Dataset items
================
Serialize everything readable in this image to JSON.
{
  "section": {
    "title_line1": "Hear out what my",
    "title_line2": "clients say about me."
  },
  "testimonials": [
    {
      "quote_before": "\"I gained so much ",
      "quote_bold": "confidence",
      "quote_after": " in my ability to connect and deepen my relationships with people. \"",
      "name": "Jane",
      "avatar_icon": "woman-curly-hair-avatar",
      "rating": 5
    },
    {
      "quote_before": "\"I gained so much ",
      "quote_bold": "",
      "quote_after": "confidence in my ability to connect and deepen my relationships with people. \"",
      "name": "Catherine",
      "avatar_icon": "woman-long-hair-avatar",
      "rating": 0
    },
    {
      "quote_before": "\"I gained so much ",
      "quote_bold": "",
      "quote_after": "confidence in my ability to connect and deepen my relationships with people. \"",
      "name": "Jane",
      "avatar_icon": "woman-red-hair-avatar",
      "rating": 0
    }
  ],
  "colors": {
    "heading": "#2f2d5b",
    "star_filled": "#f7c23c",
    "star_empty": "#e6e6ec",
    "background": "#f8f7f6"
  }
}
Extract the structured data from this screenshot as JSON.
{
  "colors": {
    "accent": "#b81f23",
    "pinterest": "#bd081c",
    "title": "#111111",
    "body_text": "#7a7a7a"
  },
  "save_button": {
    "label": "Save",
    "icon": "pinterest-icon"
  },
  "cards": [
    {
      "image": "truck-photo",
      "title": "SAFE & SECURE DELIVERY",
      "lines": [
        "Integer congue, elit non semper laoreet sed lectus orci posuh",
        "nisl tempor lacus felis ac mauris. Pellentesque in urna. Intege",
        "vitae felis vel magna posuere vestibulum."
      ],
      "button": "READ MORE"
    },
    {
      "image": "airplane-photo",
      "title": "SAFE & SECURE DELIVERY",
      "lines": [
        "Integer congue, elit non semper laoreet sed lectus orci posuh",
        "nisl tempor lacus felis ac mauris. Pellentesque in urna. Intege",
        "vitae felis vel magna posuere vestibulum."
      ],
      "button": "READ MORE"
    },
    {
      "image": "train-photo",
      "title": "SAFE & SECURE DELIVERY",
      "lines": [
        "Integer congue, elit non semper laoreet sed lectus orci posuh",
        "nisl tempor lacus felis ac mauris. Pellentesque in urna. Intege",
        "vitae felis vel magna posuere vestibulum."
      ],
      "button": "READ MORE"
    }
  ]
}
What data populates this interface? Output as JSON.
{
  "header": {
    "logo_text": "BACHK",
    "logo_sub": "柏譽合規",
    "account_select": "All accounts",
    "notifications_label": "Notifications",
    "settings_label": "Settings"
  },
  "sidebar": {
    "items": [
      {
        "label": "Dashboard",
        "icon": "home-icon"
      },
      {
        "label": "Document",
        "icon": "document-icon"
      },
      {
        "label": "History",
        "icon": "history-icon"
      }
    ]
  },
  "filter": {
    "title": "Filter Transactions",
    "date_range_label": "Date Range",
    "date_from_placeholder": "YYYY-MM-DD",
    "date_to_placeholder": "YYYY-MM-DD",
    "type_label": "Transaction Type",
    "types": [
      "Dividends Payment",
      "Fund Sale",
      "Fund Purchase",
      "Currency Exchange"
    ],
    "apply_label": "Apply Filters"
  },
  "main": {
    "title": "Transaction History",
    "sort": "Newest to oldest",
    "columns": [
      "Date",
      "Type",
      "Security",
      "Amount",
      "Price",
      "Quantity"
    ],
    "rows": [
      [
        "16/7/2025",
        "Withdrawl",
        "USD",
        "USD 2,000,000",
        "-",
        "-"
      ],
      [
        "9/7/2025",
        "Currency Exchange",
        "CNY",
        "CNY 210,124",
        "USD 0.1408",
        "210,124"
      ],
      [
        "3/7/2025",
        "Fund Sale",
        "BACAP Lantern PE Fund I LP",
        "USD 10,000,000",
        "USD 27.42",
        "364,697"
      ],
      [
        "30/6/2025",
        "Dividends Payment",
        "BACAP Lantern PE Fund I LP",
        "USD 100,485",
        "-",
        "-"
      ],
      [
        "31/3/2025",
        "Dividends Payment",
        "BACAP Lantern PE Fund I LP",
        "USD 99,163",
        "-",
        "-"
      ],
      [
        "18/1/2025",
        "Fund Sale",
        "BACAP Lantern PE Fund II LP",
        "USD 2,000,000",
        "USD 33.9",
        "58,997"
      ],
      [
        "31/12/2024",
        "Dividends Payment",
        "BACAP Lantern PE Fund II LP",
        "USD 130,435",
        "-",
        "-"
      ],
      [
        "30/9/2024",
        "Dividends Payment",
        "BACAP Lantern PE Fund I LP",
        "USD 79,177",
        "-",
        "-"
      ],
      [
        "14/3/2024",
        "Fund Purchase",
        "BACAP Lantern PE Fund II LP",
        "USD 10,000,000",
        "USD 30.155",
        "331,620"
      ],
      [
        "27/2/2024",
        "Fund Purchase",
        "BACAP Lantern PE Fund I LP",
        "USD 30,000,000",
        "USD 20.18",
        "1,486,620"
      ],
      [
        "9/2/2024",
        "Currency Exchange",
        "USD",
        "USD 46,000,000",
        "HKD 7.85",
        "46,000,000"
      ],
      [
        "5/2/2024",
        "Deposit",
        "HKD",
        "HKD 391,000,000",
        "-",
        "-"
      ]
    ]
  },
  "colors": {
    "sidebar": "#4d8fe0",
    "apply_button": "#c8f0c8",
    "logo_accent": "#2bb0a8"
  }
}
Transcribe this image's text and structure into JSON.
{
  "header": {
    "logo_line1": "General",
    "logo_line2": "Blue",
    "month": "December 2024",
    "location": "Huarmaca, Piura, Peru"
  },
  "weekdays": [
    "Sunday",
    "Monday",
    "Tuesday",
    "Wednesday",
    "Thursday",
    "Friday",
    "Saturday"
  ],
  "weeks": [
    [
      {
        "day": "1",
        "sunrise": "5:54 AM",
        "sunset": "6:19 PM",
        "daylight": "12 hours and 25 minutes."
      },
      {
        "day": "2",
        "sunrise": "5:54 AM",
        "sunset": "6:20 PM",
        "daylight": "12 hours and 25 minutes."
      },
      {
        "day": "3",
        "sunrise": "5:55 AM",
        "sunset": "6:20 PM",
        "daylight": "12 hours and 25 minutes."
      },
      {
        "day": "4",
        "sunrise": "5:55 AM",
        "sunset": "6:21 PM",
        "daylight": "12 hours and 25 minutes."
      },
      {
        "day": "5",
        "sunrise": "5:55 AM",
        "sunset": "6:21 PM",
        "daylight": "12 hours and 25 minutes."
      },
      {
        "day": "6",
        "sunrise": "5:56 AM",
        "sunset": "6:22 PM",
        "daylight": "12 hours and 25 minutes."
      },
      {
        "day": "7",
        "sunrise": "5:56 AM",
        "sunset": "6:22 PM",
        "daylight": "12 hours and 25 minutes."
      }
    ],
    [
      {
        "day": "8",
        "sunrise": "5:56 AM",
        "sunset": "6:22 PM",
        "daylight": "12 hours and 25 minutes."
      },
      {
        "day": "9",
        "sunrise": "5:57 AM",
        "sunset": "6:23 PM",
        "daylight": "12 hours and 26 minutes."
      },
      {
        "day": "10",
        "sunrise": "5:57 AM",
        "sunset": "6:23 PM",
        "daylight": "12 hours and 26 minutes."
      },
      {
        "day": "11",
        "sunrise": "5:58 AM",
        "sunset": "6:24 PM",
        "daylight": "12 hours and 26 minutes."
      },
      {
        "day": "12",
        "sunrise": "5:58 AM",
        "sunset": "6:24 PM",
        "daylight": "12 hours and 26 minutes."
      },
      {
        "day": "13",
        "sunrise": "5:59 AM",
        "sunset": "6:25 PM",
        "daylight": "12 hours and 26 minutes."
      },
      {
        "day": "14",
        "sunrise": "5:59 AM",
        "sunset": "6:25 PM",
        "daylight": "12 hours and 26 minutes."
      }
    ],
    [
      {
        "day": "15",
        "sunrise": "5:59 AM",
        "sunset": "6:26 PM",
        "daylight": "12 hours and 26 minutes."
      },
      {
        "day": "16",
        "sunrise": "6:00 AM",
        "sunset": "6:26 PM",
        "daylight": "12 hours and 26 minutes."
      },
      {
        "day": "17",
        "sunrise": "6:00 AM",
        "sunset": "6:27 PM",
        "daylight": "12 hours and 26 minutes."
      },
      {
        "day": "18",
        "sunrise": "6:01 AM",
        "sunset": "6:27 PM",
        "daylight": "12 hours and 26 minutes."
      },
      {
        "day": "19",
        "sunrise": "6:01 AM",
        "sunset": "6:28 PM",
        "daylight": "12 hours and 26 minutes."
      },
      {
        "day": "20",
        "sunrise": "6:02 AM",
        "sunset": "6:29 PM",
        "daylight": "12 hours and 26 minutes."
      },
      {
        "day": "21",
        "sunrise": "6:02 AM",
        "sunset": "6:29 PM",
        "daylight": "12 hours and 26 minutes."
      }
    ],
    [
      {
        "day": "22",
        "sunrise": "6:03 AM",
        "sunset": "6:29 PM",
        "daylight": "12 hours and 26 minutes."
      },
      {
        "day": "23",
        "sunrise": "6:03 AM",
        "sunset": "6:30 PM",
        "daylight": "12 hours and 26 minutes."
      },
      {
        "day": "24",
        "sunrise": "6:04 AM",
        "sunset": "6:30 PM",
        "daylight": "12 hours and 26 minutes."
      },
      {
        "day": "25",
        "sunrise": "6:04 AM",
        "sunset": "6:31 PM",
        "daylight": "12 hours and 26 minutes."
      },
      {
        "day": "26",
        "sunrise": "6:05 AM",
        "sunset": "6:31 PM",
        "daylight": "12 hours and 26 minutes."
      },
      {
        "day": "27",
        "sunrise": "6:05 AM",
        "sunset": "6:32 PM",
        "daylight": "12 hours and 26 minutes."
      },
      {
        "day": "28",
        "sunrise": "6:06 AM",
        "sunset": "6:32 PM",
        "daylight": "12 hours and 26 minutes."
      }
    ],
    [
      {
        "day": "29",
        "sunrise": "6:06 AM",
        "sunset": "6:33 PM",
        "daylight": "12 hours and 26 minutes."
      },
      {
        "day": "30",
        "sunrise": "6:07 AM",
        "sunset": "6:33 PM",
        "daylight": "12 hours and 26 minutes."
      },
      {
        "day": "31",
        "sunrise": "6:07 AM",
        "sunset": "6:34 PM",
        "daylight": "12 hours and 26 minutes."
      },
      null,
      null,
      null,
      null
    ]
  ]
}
================
* _WORK TO DO_:
Gather each line of the records holding the string "woman".

* _FULL OUTPUT_:
      "avatar_icon": "woman-curly-hair-avatar",
      "avatar_icon": "woman-long-hair-avatar",
      "avatar_icon": "woman-red-hair-avatar",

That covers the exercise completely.